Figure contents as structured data
>> START

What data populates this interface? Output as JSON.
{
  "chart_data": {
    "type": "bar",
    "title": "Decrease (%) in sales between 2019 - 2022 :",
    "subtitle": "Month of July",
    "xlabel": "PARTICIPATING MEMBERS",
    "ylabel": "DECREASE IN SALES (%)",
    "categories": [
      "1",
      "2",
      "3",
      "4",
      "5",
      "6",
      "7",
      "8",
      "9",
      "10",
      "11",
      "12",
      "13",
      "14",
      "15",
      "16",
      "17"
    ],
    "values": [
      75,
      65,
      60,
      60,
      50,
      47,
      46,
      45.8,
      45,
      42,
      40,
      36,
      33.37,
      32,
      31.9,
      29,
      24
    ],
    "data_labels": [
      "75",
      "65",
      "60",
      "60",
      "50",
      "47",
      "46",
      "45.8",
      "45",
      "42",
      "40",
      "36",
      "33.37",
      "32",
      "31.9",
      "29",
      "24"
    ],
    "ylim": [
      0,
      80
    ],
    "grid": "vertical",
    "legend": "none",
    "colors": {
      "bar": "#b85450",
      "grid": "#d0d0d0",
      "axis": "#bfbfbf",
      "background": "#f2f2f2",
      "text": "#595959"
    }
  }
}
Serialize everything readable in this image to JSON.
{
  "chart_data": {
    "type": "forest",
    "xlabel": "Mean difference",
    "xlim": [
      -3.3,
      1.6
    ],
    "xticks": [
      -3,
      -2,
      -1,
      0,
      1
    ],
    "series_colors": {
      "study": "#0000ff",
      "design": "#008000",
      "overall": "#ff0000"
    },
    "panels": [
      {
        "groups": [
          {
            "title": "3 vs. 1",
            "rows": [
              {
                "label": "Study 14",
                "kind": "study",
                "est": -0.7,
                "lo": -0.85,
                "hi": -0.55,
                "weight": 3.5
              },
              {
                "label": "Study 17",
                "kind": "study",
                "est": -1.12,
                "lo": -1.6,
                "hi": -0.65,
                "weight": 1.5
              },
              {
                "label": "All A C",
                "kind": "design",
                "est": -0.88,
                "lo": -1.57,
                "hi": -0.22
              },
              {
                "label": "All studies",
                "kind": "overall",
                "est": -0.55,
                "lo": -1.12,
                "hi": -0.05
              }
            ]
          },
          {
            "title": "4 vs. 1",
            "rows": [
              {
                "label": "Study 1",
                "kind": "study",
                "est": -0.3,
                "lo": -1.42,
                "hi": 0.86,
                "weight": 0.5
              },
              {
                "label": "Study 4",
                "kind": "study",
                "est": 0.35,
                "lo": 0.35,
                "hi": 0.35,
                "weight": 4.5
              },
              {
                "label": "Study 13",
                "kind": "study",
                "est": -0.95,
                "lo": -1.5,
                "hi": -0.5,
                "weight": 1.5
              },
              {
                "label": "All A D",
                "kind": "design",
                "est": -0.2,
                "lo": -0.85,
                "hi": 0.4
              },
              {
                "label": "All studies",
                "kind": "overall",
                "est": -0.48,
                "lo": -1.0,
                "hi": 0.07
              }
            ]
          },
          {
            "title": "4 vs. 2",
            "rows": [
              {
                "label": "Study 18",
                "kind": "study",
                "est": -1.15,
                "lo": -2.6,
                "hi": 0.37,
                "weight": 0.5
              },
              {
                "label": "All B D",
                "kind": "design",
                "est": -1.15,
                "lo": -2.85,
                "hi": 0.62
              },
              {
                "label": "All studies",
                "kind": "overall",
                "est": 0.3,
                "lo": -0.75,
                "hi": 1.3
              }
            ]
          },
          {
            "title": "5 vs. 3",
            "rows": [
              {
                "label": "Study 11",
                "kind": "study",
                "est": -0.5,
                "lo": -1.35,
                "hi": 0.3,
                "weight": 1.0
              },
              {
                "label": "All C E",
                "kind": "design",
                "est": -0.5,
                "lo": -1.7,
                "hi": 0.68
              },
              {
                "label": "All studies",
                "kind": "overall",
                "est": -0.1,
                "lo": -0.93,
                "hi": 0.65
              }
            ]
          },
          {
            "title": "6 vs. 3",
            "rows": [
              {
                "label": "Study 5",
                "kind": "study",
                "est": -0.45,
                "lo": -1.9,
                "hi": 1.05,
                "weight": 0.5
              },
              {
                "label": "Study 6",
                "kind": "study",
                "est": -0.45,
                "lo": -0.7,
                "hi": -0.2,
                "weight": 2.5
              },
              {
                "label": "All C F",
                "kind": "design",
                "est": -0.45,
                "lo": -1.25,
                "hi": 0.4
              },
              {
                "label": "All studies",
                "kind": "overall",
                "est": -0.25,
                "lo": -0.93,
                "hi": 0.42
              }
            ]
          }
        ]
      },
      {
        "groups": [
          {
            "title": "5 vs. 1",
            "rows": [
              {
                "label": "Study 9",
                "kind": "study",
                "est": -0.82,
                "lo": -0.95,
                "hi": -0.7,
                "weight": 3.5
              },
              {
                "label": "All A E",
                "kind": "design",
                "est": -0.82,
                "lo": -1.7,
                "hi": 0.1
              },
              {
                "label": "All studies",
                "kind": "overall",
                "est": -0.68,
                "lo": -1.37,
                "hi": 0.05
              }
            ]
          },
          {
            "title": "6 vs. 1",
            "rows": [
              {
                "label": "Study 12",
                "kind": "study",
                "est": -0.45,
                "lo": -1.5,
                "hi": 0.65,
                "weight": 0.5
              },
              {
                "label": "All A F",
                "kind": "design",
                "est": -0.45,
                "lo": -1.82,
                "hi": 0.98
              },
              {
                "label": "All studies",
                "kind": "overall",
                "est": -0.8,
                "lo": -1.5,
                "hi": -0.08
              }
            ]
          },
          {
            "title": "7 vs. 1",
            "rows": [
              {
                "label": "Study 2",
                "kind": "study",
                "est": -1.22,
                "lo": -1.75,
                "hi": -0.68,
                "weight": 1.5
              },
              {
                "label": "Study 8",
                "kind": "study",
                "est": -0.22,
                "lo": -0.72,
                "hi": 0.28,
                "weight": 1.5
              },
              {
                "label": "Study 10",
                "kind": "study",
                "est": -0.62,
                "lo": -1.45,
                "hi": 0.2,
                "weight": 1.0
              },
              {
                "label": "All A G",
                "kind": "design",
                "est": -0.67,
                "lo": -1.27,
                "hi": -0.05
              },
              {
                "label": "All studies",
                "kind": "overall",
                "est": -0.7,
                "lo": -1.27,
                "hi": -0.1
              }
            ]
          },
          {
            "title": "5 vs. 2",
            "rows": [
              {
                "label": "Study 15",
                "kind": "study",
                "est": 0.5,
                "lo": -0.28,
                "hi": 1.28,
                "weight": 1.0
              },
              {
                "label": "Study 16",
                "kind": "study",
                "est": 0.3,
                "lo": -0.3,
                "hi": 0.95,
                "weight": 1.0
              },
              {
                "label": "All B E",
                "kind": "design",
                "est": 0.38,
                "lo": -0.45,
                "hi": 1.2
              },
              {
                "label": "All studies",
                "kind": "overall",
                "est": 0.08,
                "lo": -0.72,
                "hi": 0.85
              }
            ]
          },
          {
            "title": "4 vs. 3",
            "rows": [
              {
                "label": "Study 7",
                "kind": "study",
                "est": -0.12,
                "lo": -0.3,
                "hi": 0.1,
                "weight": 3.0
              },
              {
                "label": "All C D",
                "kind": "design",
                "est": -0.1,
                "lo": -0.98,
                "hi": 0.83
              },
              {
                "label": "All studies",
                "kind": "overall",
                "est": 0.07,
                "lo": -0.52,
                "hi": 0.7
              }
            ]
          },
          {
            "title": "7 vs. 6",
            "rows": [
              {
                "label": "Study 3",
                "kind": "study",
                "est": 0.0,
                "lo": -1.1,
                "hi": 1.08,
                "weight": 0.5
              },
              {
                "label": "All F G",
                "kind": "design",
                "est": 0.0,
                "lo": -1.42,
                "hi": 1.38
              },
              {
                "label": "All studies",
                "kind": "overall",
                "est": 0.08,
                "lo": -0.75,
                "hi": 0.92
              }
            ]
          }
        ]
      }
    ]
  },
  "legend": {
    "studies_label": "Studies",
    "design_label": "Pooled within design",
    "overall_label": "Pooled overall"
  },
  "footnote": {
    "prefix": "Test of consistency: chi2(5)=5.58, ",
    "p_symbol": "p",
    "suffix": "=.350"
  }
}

>> END

### Task objective
Whichever lines contain the string "Pooled", select and copy them.

### Problem solution
    "design_label": "Pooled within design",
    "overall_label": "Pooled overall"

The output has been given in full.